**Recorded data:**

** start **

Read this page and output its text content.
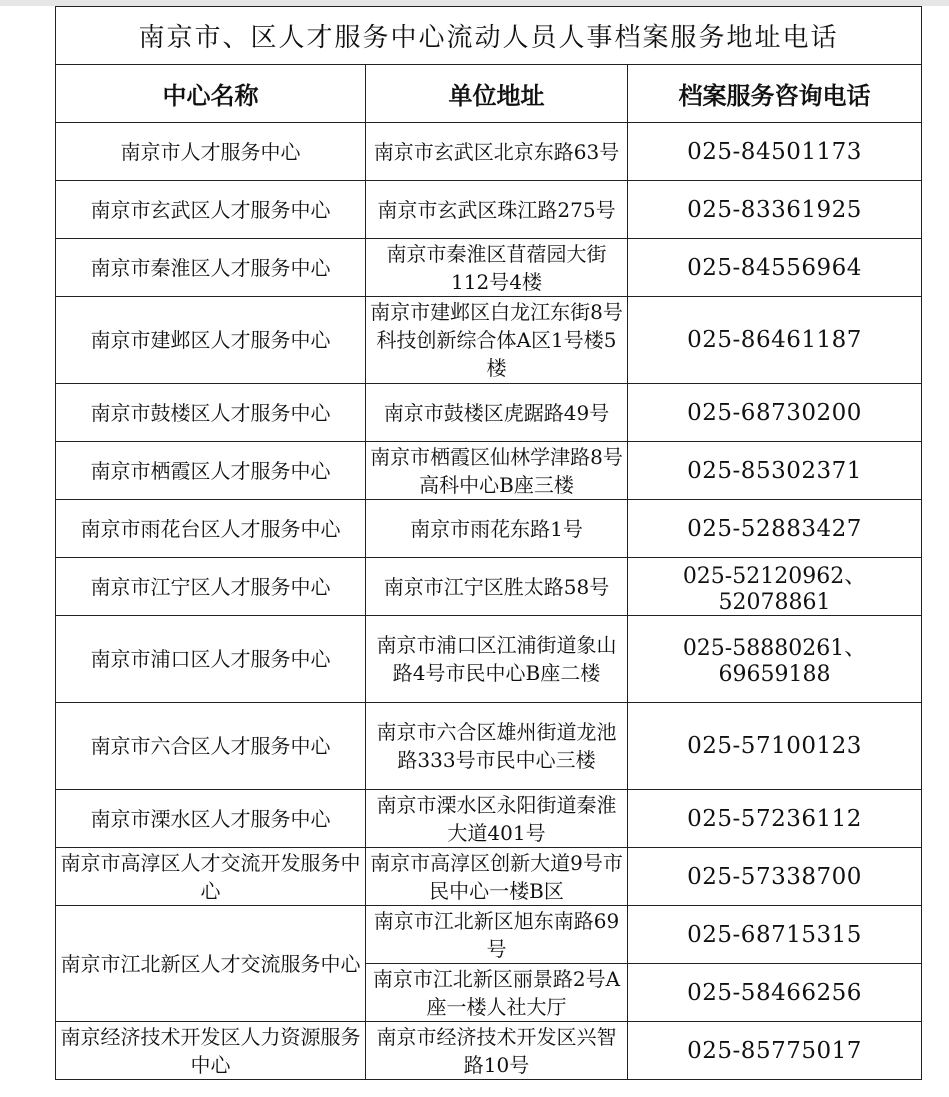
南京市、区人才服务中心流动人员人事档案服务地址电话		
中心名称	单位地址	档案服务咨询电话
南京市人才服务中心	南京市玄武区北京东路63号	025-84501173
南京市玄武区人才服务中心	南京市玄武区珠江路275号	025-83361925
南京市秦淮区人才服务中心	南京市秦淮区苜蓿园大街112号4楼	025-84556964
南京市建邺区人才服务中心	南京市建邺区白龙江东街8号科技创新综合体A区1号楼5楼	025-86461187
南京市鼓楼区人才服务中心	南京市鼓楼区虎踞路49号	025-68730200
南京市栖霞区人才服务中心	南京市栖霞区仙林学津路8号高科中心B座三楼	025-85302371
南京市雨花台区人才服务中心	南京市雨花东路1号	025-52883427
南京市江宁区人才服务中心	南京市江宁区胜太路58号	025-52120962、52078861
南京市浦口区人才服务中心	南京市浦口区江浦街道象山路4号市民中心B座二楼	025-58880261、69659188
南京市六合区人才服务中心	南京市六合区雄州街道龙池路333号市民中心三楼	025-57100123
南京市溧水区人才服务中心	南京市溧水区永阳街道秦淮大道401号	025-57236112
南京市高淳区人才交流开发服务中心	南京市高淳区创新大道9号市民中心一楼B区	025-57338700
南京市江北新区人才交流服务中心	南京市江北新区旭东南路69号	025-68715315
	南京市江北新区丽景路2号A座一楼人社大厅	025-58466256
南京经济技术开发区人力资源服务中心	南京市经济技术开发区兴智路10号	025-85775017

** end **
** start **

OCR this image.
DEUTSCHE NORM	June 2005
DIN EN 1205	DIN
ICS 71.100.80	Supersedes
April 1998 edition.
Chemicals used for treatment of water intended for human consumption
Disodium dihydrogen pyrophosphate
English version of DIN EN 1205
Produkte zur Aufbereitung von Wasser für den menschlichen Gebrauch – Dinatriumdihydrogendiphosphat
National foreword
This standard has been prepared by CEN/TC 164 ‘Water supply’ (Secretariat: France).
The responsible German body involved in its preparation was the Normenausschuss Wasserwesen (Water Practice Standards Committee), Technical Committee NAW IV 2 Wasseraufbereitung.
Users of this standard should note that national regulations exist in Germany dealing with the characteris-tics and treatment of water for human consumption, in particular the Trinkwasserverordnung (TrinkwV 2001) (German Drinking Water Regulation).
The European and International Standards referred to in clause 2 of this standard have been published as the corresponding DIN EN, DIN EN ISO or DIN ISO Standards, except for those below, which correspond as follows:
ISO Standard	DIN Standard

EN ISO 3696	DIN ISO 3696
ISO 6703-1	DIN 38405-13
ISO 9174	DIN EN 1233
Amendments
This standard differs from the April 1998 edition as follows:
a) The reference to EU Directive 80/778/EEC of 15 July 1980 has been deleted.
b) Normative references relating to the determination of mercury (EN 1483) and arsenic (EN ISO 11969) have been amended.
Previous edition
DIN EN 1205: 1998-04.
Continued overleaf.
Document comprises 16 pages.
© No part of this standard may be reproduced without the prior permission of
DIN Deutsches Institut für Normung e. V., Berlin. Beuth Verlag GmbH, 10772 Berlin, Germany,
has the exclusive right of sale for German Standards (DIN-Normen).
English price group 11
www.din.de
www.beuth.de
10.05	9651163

** end **
** start **

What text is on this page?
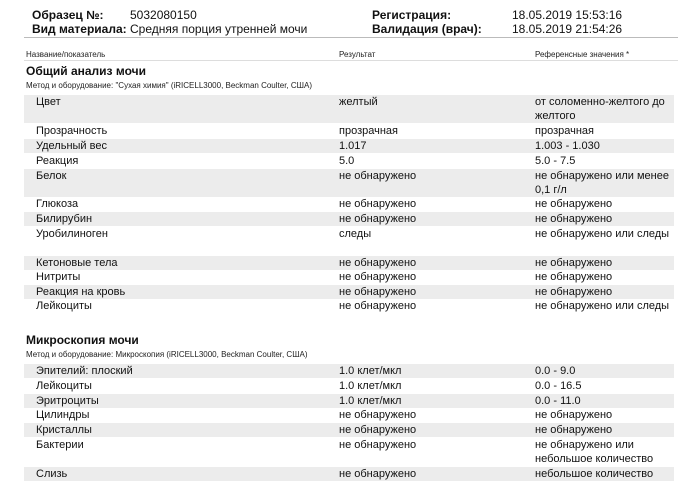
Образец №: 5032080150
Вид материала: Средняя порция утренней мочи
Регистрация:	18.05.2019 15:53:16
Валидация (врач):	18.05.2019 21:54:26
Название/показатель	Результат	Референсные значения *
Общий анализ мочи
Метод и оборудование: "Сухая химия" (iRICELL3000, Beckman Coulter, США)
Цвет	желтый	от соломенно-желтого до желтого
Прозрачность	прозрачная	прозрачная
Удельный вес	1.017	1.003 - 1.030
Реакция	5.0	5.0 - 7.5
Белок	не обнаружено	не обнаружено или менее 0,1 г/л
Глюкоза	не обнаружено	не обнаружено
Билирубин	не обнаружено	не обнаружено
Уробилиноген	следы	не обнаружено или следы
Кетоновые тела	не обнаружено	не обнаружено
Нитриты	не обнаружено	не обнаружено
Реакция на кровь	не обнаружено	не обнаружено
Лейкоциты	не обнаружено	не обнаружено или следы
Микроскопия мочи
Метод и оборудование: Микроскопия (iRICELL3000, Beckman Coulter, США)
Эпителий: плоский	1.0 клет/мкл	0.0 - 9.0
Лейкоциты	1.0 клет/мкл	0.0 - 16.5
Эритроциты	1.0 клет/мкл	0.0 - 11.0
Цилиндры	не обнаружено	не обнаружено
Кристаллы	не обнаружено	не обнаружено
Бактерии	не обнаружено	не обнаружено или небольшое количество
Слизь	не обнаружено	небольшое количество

** end **

Count every line of the records that holds the string "небольшое". Write only the total.

2